══ PROVIDED PASSAGE

Hi All,
As part of 1.0.1 release preparations I made some performance tests to
make sure there are no performance regressions in SCST overall and
iSCSI-SCST particularly. Results were quite interesting, so I decided to
publish them together with the corresponding numbers for IET and STGT
iSCSI targets. This isn't a real performance comparison, it includes
only few chosen tests, because I don't have time for a complete
comparison. But I hope somebody will take up what I did and make it
complete.
Setup:
Target: HT 2.4GHz Xeon, x86_32, 2GB of memory limited to 256MB by kernel
command line to have less test data footprint, 75GB 15K RPM SCSI disk as
backstorage, dual port 1Gbps E1000 Intel network card, 2.6.29 kernel.
Initiator: 1.7GHz Xeon, x86_32, 1GB of memory limited to 256MB by kernel
command line to have less test data footprint, dual port 1Gbps E1000
Intel network card, 2.6.27 kernel, open-iscsi 2.0-870-rc3.
The target exported a 5GB file on XFS for FILEIO and 5GB partition for
BLOCKIO.
All the tests were ran 3 times and average written. All the values are
in MB/s. The tests were ran with CFQ and deadline IO schedulers on the
target. All other parameters on both target and initiator were default.
==================================================================
I. SEQUENTIAL ACCESS OVER SINGLE LINE
1. # dd if=/dev/sdX of=/dev/null bs=512K count=2000
ISCSI-SCST IET STGT
NULLIO: 106 105 103
FILEIO/CFQ: 82 57 55
FILEIO/deadline 69 69 67
BLOCKIO/CFQ 81 28 -
BLOCKIO/deadline 80 66 -
------------------------------------------------------------------
2. # dd if=/dev/zero of=/dev/sdX bs=512K count=2000
I didn't do other write tests, because I have data on those devices.
ISCSI-SCST IET STGT
NULLIO: 114 114 114
------------------------------------------------------------------
3. /dev/sdX formatted in ext3 and mounted in /mnt on the initiator. Then
# dd if=/mnt/q of=/dev/null bs=512K count=2000
were ran (/mnt/q was created before by the next test)
ISCSI-SCST IET STGT
FILEIO/CFQ: 94 66 46
FILEIO/deadline 74 74 72
BLOCKIO/CFQ 95 35 -
BLOCKIO/deadline 94 95 -
------------------------------------------------------------------
4. /dev/sdX formatted in ext3 and mounted in /mnt on the initiator. Then
# dd if=/dev/zero of=/mnt/q bs=512K count=2000
were ran (/mnt/q was created by the next test before)

════
══ ENTRIES

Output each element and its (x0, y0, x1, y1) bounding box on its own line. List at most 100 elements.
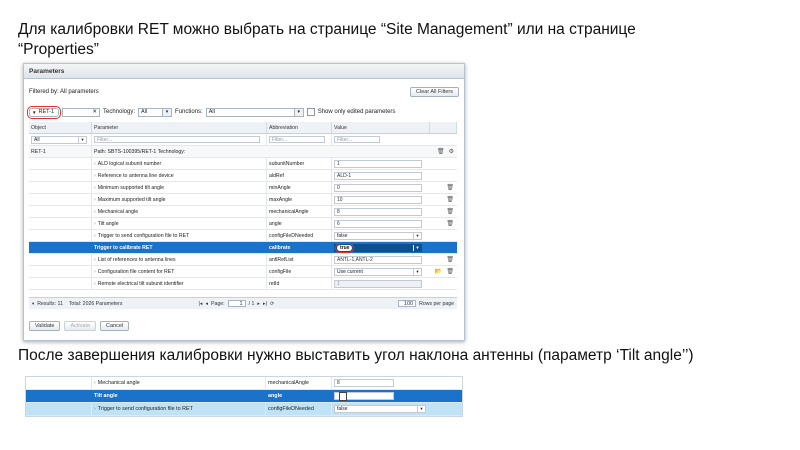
folder-icon[interactable]: 📂 (435, 268, 442, 275)
first-page-icon[interactable]: |◂ (198, 301, 202, 307)
filter-summary-row: Filtered by: All parameters Clear All Fi… (29, 86, 459, 98)
table-row[interactable]: › Trigger to send configuration file to R… (29, 230, 457, 242)
table-row[interactable]: › Reference to antenna line device aldRef A… (29, 170, 457, 182)
value-filter-input[interactable]: Filter... (334, 136, 380, 143)
table-row[interactable]: › List of references to antenna lines antl… (29, 254, 457, 266)
value-input[interactable]: 0 (334, 183, 422, 192)
parameter-rows: › ALD logical subunit number subunitNumber… (29, 158, 457, 290)
table-row[interactable]: › Trigger to send configuration file to R… (26, 403, 462, 416)
abbr-label: aldRef (267, 170, 332, 181)
trash-icon[interactable]: 🗑 (437, 148, 445, 155)
functions-select[interactable]: All ▾ (205, 107, 304, 117)
cancel-button[interactable]: Cancel (100, 321, 130, 331)
table-row[interactable]: › Minimum supported tilt angle minAngle 0 🗑 (29, 182, 457, 194)
value-input[interactable]: 1 (334, 279, 422, 288)
next-page-icon[interactable]: ▸ (257, 301, 260, 307)
show-edited-checkbox[interactable] (306, 108, 315, 116)
abbr-label: angle (266, 390, 332, 402)
gear-icon[interactable]: ⚙ (449, 148, 454, 155)
last-page-icon[interactable]: ▸| (263, 301, 267, 307)
group-object: RET-1 (29, 146, 92, 157)
param-label: Remote electrical tilt subunit identifie… (97, 280, 184, 287)
chevron-down-icon[interactable]: ▾ (162, 108, 172, 116)
page-label: Page: (211, 300, 225, 307)
col-abbreviation[interactable]: Abbreviation (267, 122, 332, 133)
value-input[interactable]: 6 (334, 219, 422, 228)
functions-value: All (208, 109, 215, 115)
table-row[interactable]: Tilt angle angle (26, 390, 462, 403)
table-row[interactable]: Trigger to calibrate RET calibrate true ▾ (29, 242, 457, 254)
value-input[interactable]: 1 (334, 159, 422, 168)
trash-icon[interactable]: 🗑 (446, 220, 454, 227)
validate-button[interactable]: Validate (29, 321, 61, 331)
chevron-down-icon[interactable]: ▾ (78, 136, 86, 143)
param-label: ALD logical subunit number (97, 160, 162, 167)
chevron-right-icon: › (94, 220, 96, 227)
calibrate-value: true (334, 242, 355, 253)
caption-top: Для калибровки RET можно выбрать на стра… (18, 21, 636, 58)
parameters-dialog: Parameters Filtered by: All parameters C… (23, 63, 465, 341)
table-row[interactable]: › Configuration file content for RET confi… (29, 266, 457, 278)
abbreviation-filter-input[interactable]: Filter... (269, 136, 325, 143)
prev-page-icon[interactable]: ◂ (205, 301, 208, 307)
rows-per-page-input[interactable]: 100 (398, 300, 417, 307)
object-column-filter[interactable]: All ▾ (31, 135, 87, 144)
trash-icon[interactable]: 🗑 (446, 208, 454, 215)
rows-per-page-label: Rows per page (419, 300, 454, 307)
value-input[interactable]: ANTL-1,ANTL-2 (334, 255, 422, 264)
calibrate-select[interactable]: true ▾ (334, 242, 422, 253)
abbr-label: retId (267, 278, 332, 289)
table-row[interactable]: › Maximum supported tilt angle maxAngle 10 🗑 (29, 194, 457, 206)
table-row[interactable]: › Tilt angle angle 6 🗑 (29, 218, 457, 230)
param-label: Trigger to send configuration file to RE… (97, 406, 193, 412)
object-filter-extension[interactable]: ✕ (62, 107, 100, 117)
dialog-title: Parameters (24, 64, 464, 79)
table-row[interactable]: › Remote electrical tilt subunit identifi… (29, 278, 457, 290)
trash-icon[interactable]: 🗑 (446, 196, 454, 203)
clear-icon[interactable]: ✕ (92, 109, 97, 115)
chevron-down-icon[interactable]: ▾ (413, 268, 421, 275)
trash-icon[interactable]: 🗑 (446, 184, 454, 191)
trash-icon[interactable]: 🗑 (446, 268, 454, 275)
value-input[interactable]: ALD-1 (334, 171, 422, 180)
abbr-label: subunitNumber (267, 158, 332, 169)
caption-bottom: После завершения калибровки нужно выстав… (18, 347, 694, 364)
value-input[interactable]: 10 (334, 195, 422, 204)
chevron-down-icon[interactable]: ▾ (417, 406, 425, 412)
abbr-label: configFileDNeeded (267, 230, 332, 241)
param-label: List of references to antenna lines (97, 256, 176, 263)
tilt-angle-input[interactable] (334, 391, 394, 401)
group-row[interactable]: RET-1 Path: SBTS-100395/RET-1 Technology… (29, 146, 457, 158)
abbr-label: calibrate (267, 242, 332, 253)
col-object[interactable]: Object (29, 122, 92, 133)
table-row[interactable]: › ALD logical subunit number subunitNumber… (29, 158, 457, 170)
object-filter-input[interactable]: ▼ RET-1 (27, 105, 61, 119)
trash-icon[interactable]: 🗑 (446, 256, 454, 263)
value-select[interactable]: false ▾ (334, 405, 426, 413)
filter-controls-row: ▼ RET-1 ✕ Technology: All ▾ Functions: A… (27, 105, 459, 119)
value-select[interactable]: false ▾ (334, 231, 422, 240)
param-label: Mechanical angle (97, 208, 139, 215)
parameter-filter-input[interactable]: Filter... (94, 136, 260, 143)
abbr-label: antlRefList (267, 254, 332, 265)
chevron-down-icon[interactable]: ▾ (413, 244, 421, 251)
chevron-right-icon: › (94, 232, 96, 239)
refresh-icon[interactable]: ⟳ (270, 301, 274, 307)
col-parameter[interactable]: Parameter (92, 122, 267, 133)
expand-icon[interactable]: ▾ (32, 301, 34, 307)
chevron-down-icon[interactable]: ▾ (413, 232, 421, 239)
page-input[interactable]: 1 (227, 300, 246, 307)
activate-button[interactable]: Activate (64, 321, 97, 331)
technology-select[interactable]: All ▾ (138, 107, 173, 117)
col-value[interactable]: Value (332, 122, 430, 133)
value-input[interactable]: 8 (334, 379, 394, 387)
chevron-down-icon[interactable]: ▾ (293, 108, 303, 116)
param-label: Tilt angle (94, 393, 118, 399)
table-row[interactable]: › Mechanical angle mechanicalAngle 8 🗑 (29, 206, 457, 218)
text-cursor (339, 391, 347, 401)
abbr-label: configFile (267, 266, 332, 277)
value-input[interactable]: 8 (334, 207, 422, 216)
table-row[interactable]: › Mechanical angle mechanicalAngle 8 (26, 377, 462, 390)
value-select[interactable]: Use current ▾ (334, 267, 422, 276)
clear-all-filters-button[interactable]: Clear All Filters (410, 87, 459, 97)
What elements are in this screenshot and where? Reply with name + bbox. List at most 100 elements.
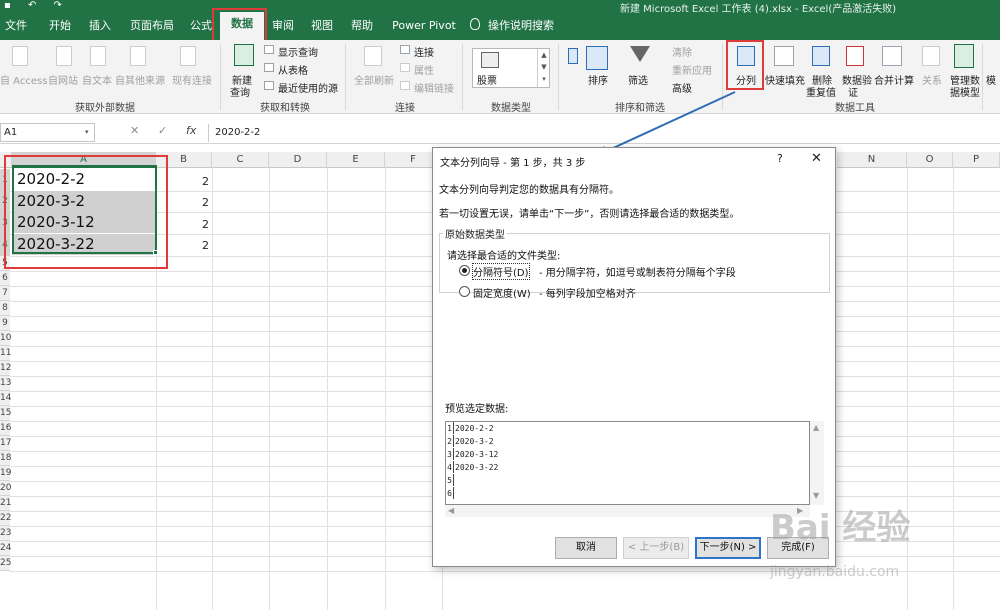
properties-button[interactable]: 属性 <box>414 62 434 77</box>
preview-row-number: 4 <box>446 461 454 473</box>
help-button[interactable]: ? <box>777 152 783 165</box>
sort-az-icon[interactable] <box>568 48 578 64</box>
column-header-e[interactable]: E <box>327 152 385 168</box>
row-header[interactable]: 21 <box>0 496 11 511</box>
row-header[interactable]: 23 <box>0 526 11 541</box>
tab-help[interactable]: 帮助 <box>344 14 380 40</box>
fixed-width-radio[interactable] <box>459 286 470 297</box>
scroll-up-icon[interactable]: ▲ <box>813 423 819 432</box>
row-header[interactable]: 25 <box>0 556 11 571</box>
column-header-d[interactable]: D <box>269 152 327 168</box>
show-query-button[interactable]: 显示查询 <box>278 44 318 59</box>
enter-icon[interactable]: ✓ <box>158 124 167 137</box>
original-data-type-group <box>439 233 830 293</box>
row-header[interactable]: 18 <box>0 451 11 466</box>
new-query-dropdown[interactable]: 查询 <box>230 84 250 99</box>
cancel-icon[interactable]: ✕ <box>130 124 139 137</box>
forecast-label[interactable]: 模 <box>986 72 996 87</box>
row-header[interactable]: 14 <box>0 391 11 406</box>
refresh-all-icon <box>364 46 382 66</box>
advanced-filter-button[interactable]: 高级 <box>672 80 692 95</box>
tab-file[interactable]: 文件 <box>0 14 32 40</box>
delimited-radio[interactable] <box>459 265 470 276</box>
save-icon[interactable]: ▪ <box>4 0 11 11</box>
from-other-sources-button[interactable]: 自其他来源 <box>115 72 165 87</box>
row-header[interactable]: 13 <box>0 376 11 391</box>
sort-button[interactable]: 排序 <box>588 72 608 87</box>
insert-function-icon[interactable]: fx <box>186 124 196 137</box>
reapply-button[interactable]: 重新应用 <box>672 62 712 77</box>
connections-button[interactable]: 连接 <box>414 44 434 59</box>
scroll-down-icon[interactable]: ▼ <box>813 491 819 500</box>
from-web-button[interactable]: 自网站 <box>48 72 78 87</box>
filter-button[interactable]: 筛选 <box>628 72 648 87</box>
redo-icon[interactable]: ↷ <box>54 0 62 11</box>
flash-fill-icon <box>774 46 794 66</box>
data-types-gallery[interactable]: 股票 ▲ ▼ ▾ <box>472 48 550 88</box>
preview-vertical-scrollbar[interactable]: ▲ ▼ <box>810 421 824 505</box>
tab-page-layout[interactable]: 页面布局 <box>124 14 180 40</box>
name-box[interactable]: A1 <box>0 123 95 142</box>
cancel-button[interactable]: 取消 <box>555 537 617 559</box>
highlight-text-to-columns <box>726 40 764 90</box>
fixed-width-description: - 每列字段加空格对齐 <box>539 289 636 300</box>
column-header-p[interactable]: P <box>953 152 1000 168</box>
from-access-button[interactable]: 自 Access <box>0 72 47 87</box>
refresh-all-button[interactable]: 全部刷新 <box>354 72 394 87</box>
row-header[interactable]: 8 <box>0 301 10 316</box>
row-header[interactable]: 6 <box>0 271 10 286</box>
row-header[interactable]: 17 <box>0 436 11 451</box>
formula-input[interactable]: 2020-2-2 <box>215 124 260 141</box>
lightbulb-icon <box>470 18 480 30</box>
scroll-left-icon[interactable]: ◀ <box>448 506 454 515</box>
undo-icon[interactable]: ↶ <box>28 0 36 11</box>
consolidate-button[interactable]: 合并计算 <box>874 72 914 87</box>
row-header[interactable]: 20 <box>0 481 11 496</box>
next-button[interactable]: 下一步(N) > <box>695 537 761 559</box>
column-header-o[interactable]: O <box>907 152 953 168</box>
tab-view[interactable]: 视图 <box>304 14 340 40</box>
tell-me-search[interactable]: 操作说明搜索 <box>486 14 556 40</box>
quick-access-toolbar[interactable]: ▪ ↶ ↷ <box>4 0 62 12</box>
column-header-n[interactable]: N <box>837 152 907 168</box>
tab-home[interactable]: 开始 <box>42 14 78 40</box>
close-button[interactable]: ✕ <box>811 151 822 166</box>
ribbon-separator <box>558 44 559 110</box>
delimited-radio-label[interactable]: 分隔符号(D) <box>472 263 530 280</box>
flash-fill-button[interactable]: 快速填充 <box>765 72 805 87</box>
edit-links-button[interactable]: 编辑链接 <box>414 80 454 95</box>
preview-row-number: 2 <box>446 435 454 447</box>
connections-icon <box>400 45 410 54</box>
group-label-get-transform: 获取和转换 <box>260 103 310 114</box>
back-button[interactable]: < 上一步(B) <box>623 537 689 559</box>
row-header[interactable]: 24 <box>0 541 11 556</box>
existing-connections-button[interactable]: 现有连接 <box>172 72 212 87</box>
row-header[interactable]: 12 <box>0 361 11 376</box>
row-header[interactable]: 9 <box>0 316 10 331</box>
row-header[interactable]: 19 <box>0 466 11 481</box>
fixed-width-radio-label[interactable]: 固定宽度(W) <box>473 285 531 300</box>
row-header[interactable]: 15 <box>0 406 11 421</box>
data-validation-icon <box>846 46 864 66</box>
clear-filter-button[interactable]: 清除 <box>672 44 692 59</box>
row-header[interactable]: 11 <box>0 346 11 361</box>
column-header-c[interactable]: C <box>212 152 269 168</box>
preview-horizontal-scrollbar[interactable]: ◀ ▶ <box>445 505 810 517</box>
row-header[interactable]: 7 <box>0 286 10 301</box>
row-header[interactable]: 16 <box>0 421 11 436</box>
from-text-button[interactable]: 自文本 <box>82 72 112 87</box>
tab-insert[interactable]: 插入 <box>82 14 118 40</box>
name-box-dropdown-icon[interactable]: ▾ <box>85 128 89 136</box>
row-header[interactable]: 10 <box>0 331 11 346</box>
recent-sources-button[interactable]: 最近使用的源 <box>278 80 338 95</box>
relationships-button[interactable]: 关系 <box>922 72 942 87</box>
preview-row-number: 5 <box>446 474 454 486</box>
tab-review[interactable]: 审阅 <box>266 14 300 40</box>
preview-row-text: 2020-2-2 <box>455 424 494 433</box>
data-preview[interactable]: 1 2020-2-2 2 2020-3-2 3 2020-3-12 4 2020-3-22 5 6 <box>445 421 810 505</box>
stocks-button[interactable]: 股票 <box>477 72 497 87</box>
tab-power-pivot[interactable]: Power Pivot <box>388 14 460 40</box>
row-header[interactable]: 22 <box>0 511 11 526</box>
from-table-button[interactable]: 从表格 <box>278 62 308 77</box>
gallery-scroll[interactable]: ▲ ▼ ▾ <box>537 49 550 87</box>
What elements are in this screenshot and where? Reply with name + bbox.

════

▶ [DIRECTIONS]:
1. Answer these questions about the performance-test post:
(a) Which kernel version did the target run?
(b) How many times was each test run?
(c) In the dd write test to /dev/sdX, what NULLIO value did each of the three targets reach?
2. Echo everything in the performance-test post from "Initiator: 1.7GHz Xeon, x86_32, 1GB" down to "initiator were default.".
The rows have no connection to the performance-test post.

▶ [ANSWERS TO THE PROBLEMS]:
1.
(a) 2.6.29
(b) Three times, with the average recorded.
(c) 114 MB/s for each of ISCSI-SCST, IET and STGT.

2.
Initiator: 1.7GHz Xeon, x86_32, 1GB of memory limited to 256MB by kernel
command line to have less test data footprint, dual port 1Gbps E1000
Intel network card, 2.6.27 kernel, open-iscsi 2.0-870-rc3.
The target exported a 5GB file on XFS for FILEIO and 5GB partition for
BLOCKIO.
All the tests were ran 3 times and average written. All the values are
in MB/s. The tests were ran with CFQ and deadline IO schedulers on the
target. All other parameters on both target and initiator were default.